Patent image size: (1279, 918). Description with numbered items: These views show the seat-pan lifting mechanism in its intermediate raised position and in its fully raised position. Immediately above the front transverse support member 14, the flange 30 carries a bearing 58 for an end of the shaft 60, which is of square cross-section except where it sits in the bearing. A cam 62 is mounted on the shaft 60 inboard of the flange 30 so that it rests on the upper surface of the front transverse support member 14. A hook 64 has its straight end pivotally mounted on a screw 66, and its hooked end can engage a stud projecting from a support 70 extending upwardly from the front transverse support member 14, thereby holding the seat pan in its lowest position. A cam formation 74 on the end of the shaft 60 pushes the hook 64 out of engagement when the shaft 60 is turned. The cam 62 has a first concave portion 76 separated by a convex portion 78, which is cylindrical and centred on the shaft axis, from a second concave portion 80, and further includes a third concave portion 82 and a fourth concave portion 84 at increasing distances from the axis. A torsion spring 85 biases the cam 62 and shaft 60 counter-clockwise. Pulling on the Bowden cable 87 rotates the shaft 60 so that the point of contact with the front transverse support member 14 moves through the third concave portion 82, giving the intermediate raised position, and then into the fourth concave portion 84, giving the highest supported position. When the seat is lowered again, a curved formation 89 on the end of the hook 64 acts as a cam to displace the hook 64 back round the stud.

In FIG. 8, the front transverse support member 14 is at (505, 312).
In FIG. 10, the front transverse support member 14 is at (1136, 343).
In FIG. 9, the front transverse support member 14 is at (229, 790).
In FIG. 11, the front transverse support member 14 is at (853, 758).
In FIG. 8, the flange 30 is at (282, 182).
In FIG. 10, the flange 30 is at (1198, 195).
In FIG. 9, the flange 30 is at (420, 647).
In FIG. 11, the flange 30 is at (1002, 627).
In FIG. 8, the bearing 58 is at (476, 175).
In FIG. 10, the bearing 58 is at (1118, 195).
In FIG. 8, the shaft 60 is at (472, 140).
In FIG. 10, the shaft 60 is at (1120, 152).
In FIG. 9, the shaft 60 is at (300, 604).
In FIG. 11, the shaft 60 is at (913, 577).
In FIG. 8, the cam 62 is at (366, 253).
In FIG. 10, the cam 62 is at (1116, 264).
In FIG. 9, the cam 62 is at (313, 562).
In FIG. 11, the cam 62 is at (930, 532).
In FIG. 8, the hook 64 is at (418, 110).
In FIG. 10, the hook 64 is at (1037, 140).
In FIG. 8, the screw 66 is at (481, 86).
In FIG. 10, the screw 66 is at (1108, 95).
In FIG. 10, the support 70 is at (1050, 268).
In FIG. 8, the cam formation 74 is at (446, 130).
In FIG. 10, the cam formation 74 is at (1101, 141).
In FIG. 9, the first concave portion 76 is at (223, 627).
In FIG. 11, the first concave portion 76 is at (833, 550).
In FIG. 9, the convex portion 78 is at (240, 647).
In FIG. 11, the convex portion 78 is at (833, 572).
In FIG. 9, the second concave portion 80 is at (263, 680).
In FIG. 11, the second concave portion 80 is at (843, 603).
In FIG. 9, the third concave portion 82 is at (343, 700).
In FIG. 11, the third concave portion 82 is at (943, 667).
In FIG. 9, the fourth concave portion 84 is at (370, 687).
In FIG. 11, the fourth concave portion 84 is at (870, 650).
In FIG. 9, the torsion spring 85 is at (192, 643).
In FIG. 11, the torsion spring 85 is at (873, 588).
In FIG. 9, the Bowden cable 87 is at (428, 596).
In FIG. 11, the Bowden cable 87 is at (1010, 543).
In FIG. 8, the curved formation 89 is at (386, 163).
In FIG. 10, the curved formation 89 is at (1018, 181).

EXERCISE TASK:
Can you copy every line of the records above word for word, leaving nothing out and changing nothing?

RESULT FOR THIS EXERCISE:
Patent image size: (1279, 918). Description with numbered items: These views show the seat-pan lifting mechanism in its intermediate raised position and in its fully raised position. Immediately above the front transverse support member 14, the flange 30 carries a bearing 58 for an end of the shaft 60, which is of square cross-section except where it sits in the bearing. A cam 62 is mounted on the shaft 60 inboard of the flange 30 so that it rests on the upper surface of the front transverse support member 14. A hook 64 has its straight end pivotally mounted on a screw 66, and its hooked end can engage a stud projecting from a support 70 extending upwardly from the front transverse support member 14, thereby holding the seat pan in its lowest position. A cam formation 74 on the end of the shaft 60 pushes the hook 64 out of engagement when the shaft 60 is turned. The cam 62 has a first concave portion 76 separated by a convex portion 78, which is cylindrical and centred on the shaft axis, from a second concave portion 80, and further includes a third concave portion 82 and a fourth concave portion 84 at increasing distances from the axis. A torsion spring 85 biases the cam 62 and shaft 60 counter-clockwise. Pulling on the Bowden cable 87 rotates the shaft 60 so that the point of contact with the front transverse support member 14 moves through the third concave portion 82, giving the intermediate raised position, and then into the fourth concave portion 84, giving the highest supported position. When the seat is lowered again, a curved formation 89 on the end of the hook 64 acts as a cam to displace the hook 64 back round the stud.

In FIG. 8, the front transverse support member 14 is at (505, 312).
In FIG. 10, the front transverse support member 14 is at (1136, 343).
In FIG. 9, the front transverse support member 14 is at (229, 790).
In FIG. 11, the front transverse support member 14 is at (853, 758).
In FIG. 8, the flange 30 is at (282, 182).
In FIG. 10, the flange 30 is at (1198, 195).
In FIG. 9, the flange 30 is at (420, 647).
In FIG. 11, the flange 30 is at (1002, 627).
In FIG. 8, the bearing 58 is at (476, 175).
In FIG. 10, the bearing 58 is at (1118, 195).
In FIG. 8, the shaft 60 is at (472, 140).
In FIG. 10, the shaft 60 is at (1120, 152).
In FIG. 9, the shaft 60 is at (300, 604).
In FIG. 11, the shaft 60 is at (913, 577).
In FIG. 8, the cam 62 is at (366, 253).
In FIG. 10, the cam 62 is at (1116, 264).
In FIG. 9, the cam 62 is at (313, 562).
In FIG. 11, the cam 62 is at (930, 532).
In FIG. 8, the hook 64 is at (418, 110).
In FIG. 10, the hook 64 is at (1037, 140).
In FIG. 8, the screw 66 is at (481, 86).
In FIG. 10, the screw 66 is at (1108, 95).
In FIG. 10, the support 70 is at (1050, 268).
In FIG. 8, the cam formation 74 is at (446, 130).
In FIG. 10, the cam formation 74 is at (1101, 141).
In FIG. 9, the first concave portion 76 is at (223, 627).
In FIG. 11, the first concave portion 76 is at (833, 550).
In FIG. 9, the convex portion 78 is at (240, 647).
In FIG. 11, the convex portion 78 is at (833, 572).
In FIG. 9, the second concave portion 80 is at (263, 680).
In FIG. 11, the second concave portion 80 is at (843, 603).
In FIG. 9, the third concave portion 82 is at (343, 700).
In FIG. 11, the third concave portion 82 is at (943, 667).
In FIG. 9, the fourth concave portion 84 is at (370, 687).
In FIG. 11, the fourth concave portion 84 is at (870, 650).
In FIG. 9, the torsion spring 85 is at (192, 643).
In FIG. 11, the torsion spring 85 is at (873, 588).
In FIG. 9, the Bowden cable 87 is at (428, 596).
In FIG. 11, the Bowden cable 87 is at (1010, 543).
In FIG. 8, the curved formation 89 is at (386, 163).
In FIG. 10, the curved formation 89 is at (1018, 181).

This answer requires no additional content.